▶ _PROBLEM STATEMENT_
Write out the listing below in full and exactly, leaving out every picture.
━━━━
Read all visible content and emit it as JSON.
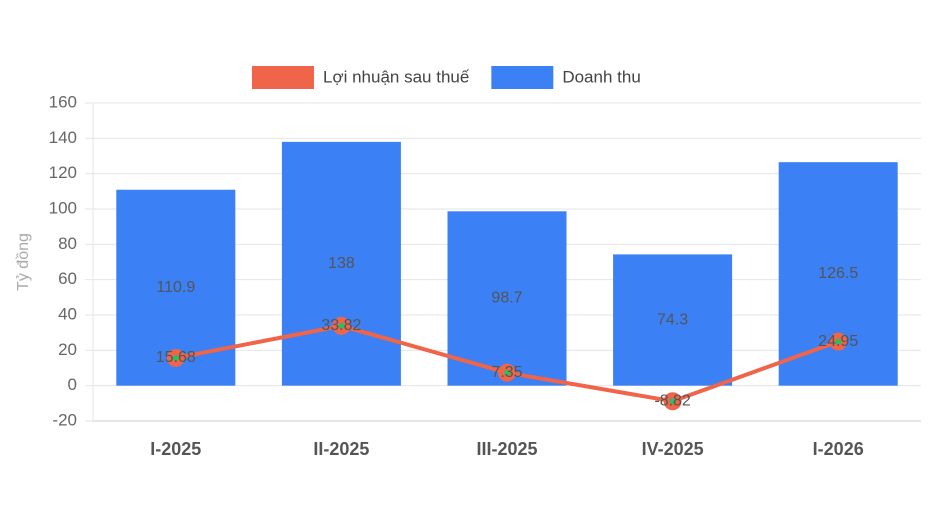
{
  "chart_data": {
    "type": "bar",
    "y_label": "Tỷ đồng",
    "categories": [
      "I-2025",
      "II-2025",
      "III-2025",
      "IV-2025",
      "I-2026"
    ],
    "series": [
      {
        "name": "Lợi nhuận sau thuế",
        "type": "line",
        "color": "#f06449",
        "values": [
          15.68,
          33.82,
          7.35,
          -8.82,
          24.95
        ]
      },
      {
        "name": "Doanh thu",
        "type": "bar",
        "color": "#3b80f4",
        "values": [
          110.9,
          138,
          98.7,
          74.3,
          126.5
        ]
      }
    ],
    "ylim": [
      -20,
      160
    ],
    "yticks": [
      -20,
      0,
      20,
      40,
      60,
      80,
      100,
      120,
      140,
      160
    ],
    "grid": true
  }
}
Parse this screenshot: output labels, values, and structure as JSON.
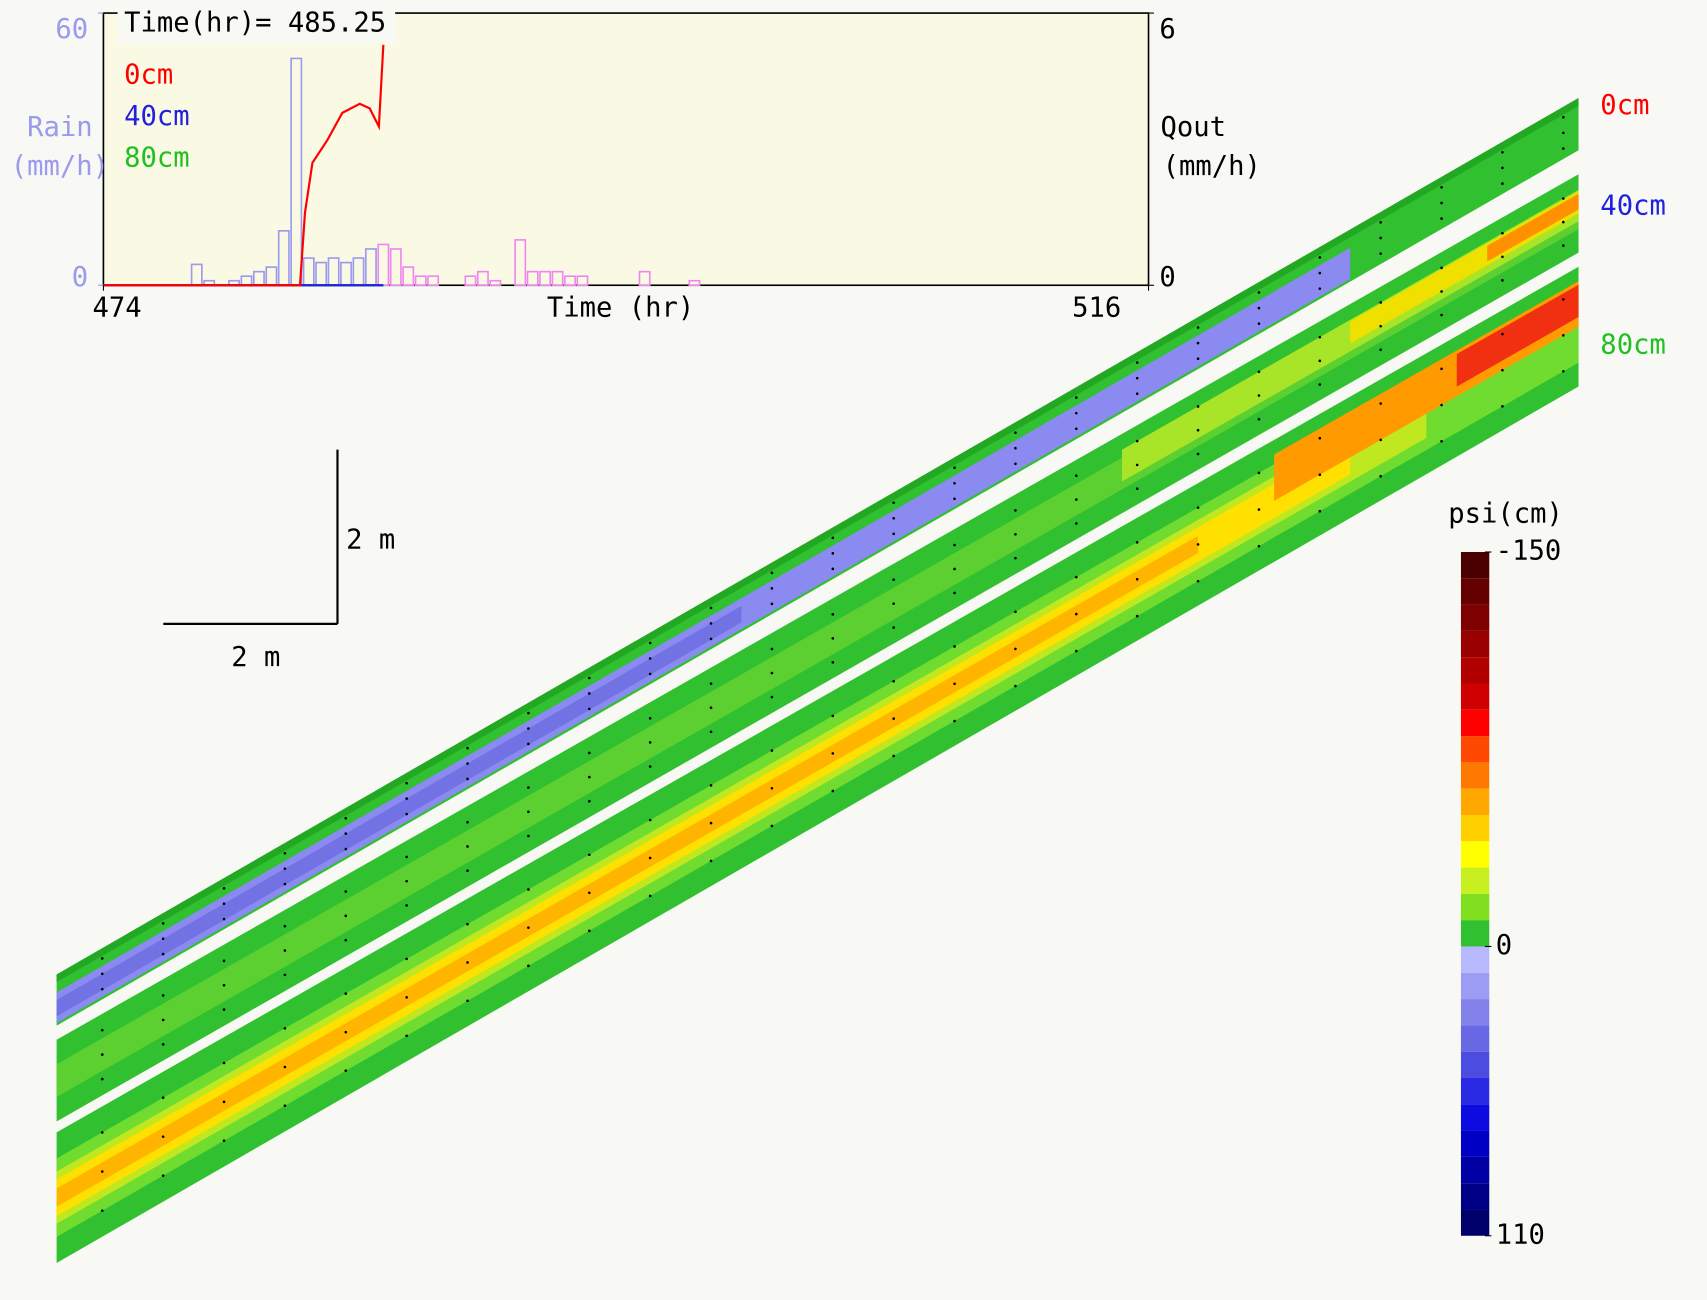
{
  "chart_data": {
    "type": "combo",
    "title": "Time(hr)= 485.25",
    "time": 485.25,
    "xlabel": "Time (hr)",
    "ylabel": [
      "Rain",
      "(mm/h)"
    ],
    "y2label": [
      "Qout",
      "(mm/h)"
    ],
    "xlim": [
      474,
      516
    ],
    "xticks": [
      474,
      516
    ],
    "ylim": [
      0,
      60
    ],
    "yticks": [
      0,
      60
    ],
    "y2lim": [
      0,
      6
    ],
    "y2ticks": [
      0,
      6
    ],
    "background": "#fafae4",
    "rain": {
      "color": "#9a9aee",
      "future_color": "#ee88ee",
      "bins": [
        477,
        477.5,
        478,
        478.5,
        479,
        479.5,
        480,
        480.5,
        481,
        481.5,
        482,
        482.5,
        483,
        483.5,
        484,
        484.5,
        485,
        485.5,
        486,
        486.5,
        487,
        487.5,
        488,
        488.5,
        489,
        489.5,
        490,
        490.5,
        491,
        491.5,
        492,
        492.5,
        493,
        493.5,
        494,
        494.5,
        495,
        495.5,
        496,
        496.5,
        497,
        497.5,
        498,
        498.5,
        499
      ],
      "values": [
        0,
        4.6,
        1,
        0,
        1,
        2,
        3,
        4,
        12,
        50,
        6,
        5,
        6,
        5,
        6,
        8,
        9,
        8,
        4,
        2,
        2,
        0,
        0,
        2,
        3,
        1,
        0,
        10,
        3,
        3,
        3,
        2,
        2,
        0,
        0,
        0,
        0,
        3,
        0,
        0,
        0,
        1,
        0,
        0
      ]
    },
    "x": [
      474,
      478,
      481.9,
      482.1,
      482.4,
      483,
      483.6,
      484.3,
      484.7,
      485.07,
      485.25
    ],
    "series": [
      {
        "name": "0cm",
        "color": "#ff0000",
        "axis": "y2",
        "values": [
          0,
          0,
          0,
          1.6,
          2.7,
          3.2,
          3.8,
          4.0,
          3.9,
          3.5,
          5.3
        ]
      },
      {
        "name": "40cm",
        "color": "#2020e0",
        "axis": "y2",
        "values": [
          0,
          0,
          0,
          0,
          0,
          0,
          0,
          0,
          0,
          0,
          0
        ]
      },
      {
        "name": "80cm",
        "color": "#20c020",
        "axis": "y2",
        "values": [
          0,
          0,
          0,
          0,
          0,
          0,
          0,
          0,
          0,
          0,
          0
        ]
      }
    ]
  },
  "scale_bar": {
    "vertical_label": "2 m",
    "horizontal_label": "2 m"
  },
  "colorbar": {
    "title": "psi(cm)",
    "lim": [
      -150,
      110
    ],
    "ticks": [
      -150,
      0,
      110
    ],
    "colors": [
      "#4a0000",
      "#640000",
      "#7e0000",
      "#980000",
      "#b20000",
      "#d00000",
      "#ff0000",
      "#ff4800",
      "#ff7800",
      "#ffa800",
      "#ffd000",
      "#ffff00",
      "#c8f020",
      "#80e020",
      "#30c030",
      "#b8b8ff",
      "#9c9cf4",
      "#8282ea",
      "#6868e4",
      "#4c4ce0",
      "#2a2ae4",
      "#0c0ce0",
      "#0000c4",
      "#0000a4",
      "#000086",
      "#00006a"
    ]
  }
}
━━━━
▶ _COMPLETE RESPONSE_
Read all visible content and emit it as JSON.
{
  "chart_data": {
    "type": "bar",
    "y_label": "Tỷ đồng",
    "categories": [
      "I-2025",
      "II-2025",
      "III-2025",
      "IV-2025",
      "I-2026"
    ],
    "series": [
      {
        "name": "Lợi nhuận sau thuế",
        "type": "line",
        "color": "#f06449",
        "values": [
          15.68,
          33.82,
          7.35,
          -8.82,
          24.95
        ]
      },
      {
        "name": "Doanh thu",
        "type": "bar",
        "color": "#3b80f4",
        "values": [
          110.9,
          138,
          98.7,
          74.3,
          126.5
        ]
      }
    ],
    "ylim": [
      -20,
      160
    ],
    "yticks": [
      -20,
      0,
      20,
      40,
      60,
      80,
      100,
      120,
      140,
      160
    ],
    "grid": true
  }
}
Parse this screenshot: output labels, values, and structure as JSON.
{
  "chart_data": {
    "type": "combo",
    "title": "Time(hr)= 485.25",
    "time": 485.25,
    "xlabel": "Time (hr)",
    "ylabel": [
      "Rain",
      "(mm/h)"
    ],
    "y2label": [
      "Qout",
      "(mm/h)"
    ],
    "xlim": [
      474,
      516
    ],
    "xticks": [
      474,
      516
    ],
    "ylim": [
      0,
      60
    ],
    "yticks": [
      0,
      60
    ],
    "y2lim": [
      0,
      6
    ],
    "y2ticks": [
      0,
      6
    ],
    "background": "#fafae4",
    "rain": {
      "color": "#9a9aee",
      "future_color": "#ee88ee",
      "bins": [
        477,
        477.5,
        478,
        478.5,
        479,
        479.5,
        480,
        480.5,
        481,
        481.5,
        482,
        482.5,
        483,
        483.5,
        484,
        484.5,
        485,
        485.5,
        486,
        486.5,
        487,
        487.5,
        488,
        488.5,
        489,
        489.5,
        490,
        490.5,
        491,
        491.5,
        492,
        492.5,
        493,
        493.5,
        494,
        494.5,
        495,
        495.5,
        496,
        496.5,
        497,
        497.5,
        498,
        498.5,
        499
      ],
      "values": [
        0,
        4.6,
        1,
        0,
        1,
        2,
        3,
        4,
        12,
        50,
        6,
        5,
        6,
        5,
        6,
        8,
        9,
        8,
        4,
        2,
        2,
        0,
        0,
        2,
        3,
        1,
        0,
        10,
        3,
        3,
        3,
        2,
        2,
        0,
        0,
        0,
        0,
        3,
        0,
        0,
        0,
        1,
        0,
        0
      ]
    },
    "x": [
      474,
      478,
      481.9,
      482.1,
      482.4,
      483,
      483.6,
      484.3,
      484.7,
      485.07,
      485.25
    ],
    "series": [
      {
        "name": "0cm",
        "color": "#ff0000",
        "axis": "y2",
        "values": [
          0,
          0,
          0,
          1.6,
          2.7,
          3.2,
          3.8,
          4.0,
          3.9,
          3.5,
          5.3
        ]
      },
      {
        "name": "40cm",
        "color": "#2020e0",
        "axis": "y2",
        "values": [
          0,
          0,
          0,
          0,
          0,
          0,
          0,
          0,
          0,
          0,
          0
        ]
      },
      {
        "name": "80cm",
        "color": "#20c020",
        "axis": "y2",
        "values": [
          0,
          0,
          0,
          0,
          0,
          0,
          0,
          0,
          0,
          0,
          0
        ]
      }
    ]
  },
  "scale_bar": {
    "vertical_label": "2 m",
    "horizontal_label": "2 m"
  },
  "colorbar": {
    "title": "psi(cm)",
    "lim": [
      -150,
      110
    ],
    "ticks": [
      -150,
      0,
      110
    ],
    "colors": [
      "#4a0000",
      "#640000",
      "#7e0000",
      "#980000",
      "#b20000",
      "#d00000",
      "#ff0000",
      "#ff4800",
      "#ff7800",
      "#ffa800",
      "#ffd000",
      "#ffff00",
      "#c8f020",
      "#80e020",
      "#30c030",
      "#b8b8ff",
      "#9c9cf4",
      "#8282ea",
      "#6868e4",
      "#4c4ce0",
      "#2a2ae4",
      "#0c0ce0",
      "#0000c4",
      "#0000a4",
      "#000086",
      "#00006a"
    ]
  }
}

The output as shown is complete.